▶ [Directions for this task]
Of the lines in the listing below, how many hold "Spark"? Answer with the number only.

** BEGIN **

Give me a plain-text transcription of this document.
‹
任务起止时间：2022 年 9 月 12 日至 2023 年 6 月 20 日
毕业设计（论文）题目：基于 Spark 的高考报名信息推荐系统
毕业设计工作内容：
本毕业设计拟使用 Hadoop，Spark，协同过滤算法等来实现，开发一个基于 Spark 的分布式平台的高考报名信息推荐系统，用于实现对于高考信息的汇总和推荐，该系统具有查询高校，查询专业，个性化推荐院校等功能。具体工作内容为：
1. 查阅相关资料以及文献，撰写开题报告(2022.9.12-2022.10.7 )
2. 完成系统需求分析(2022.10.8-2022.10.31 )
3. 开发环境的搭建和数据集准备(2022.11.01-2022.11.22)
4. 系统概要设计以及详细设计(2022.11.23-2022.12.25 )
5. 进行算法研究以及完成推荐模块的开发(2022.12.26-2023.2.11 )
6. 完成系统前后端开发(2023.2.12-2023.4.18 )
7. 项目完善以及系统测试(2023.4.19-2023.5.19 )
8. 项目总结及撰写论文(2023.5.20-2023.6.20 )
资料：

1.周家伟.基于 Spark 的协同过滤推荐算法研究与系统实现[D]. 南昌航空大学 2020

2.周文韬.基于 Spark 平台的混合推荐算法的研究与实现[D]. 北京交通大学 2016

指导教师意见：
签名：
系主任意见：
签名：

** END **

▶ [Finished answer]
4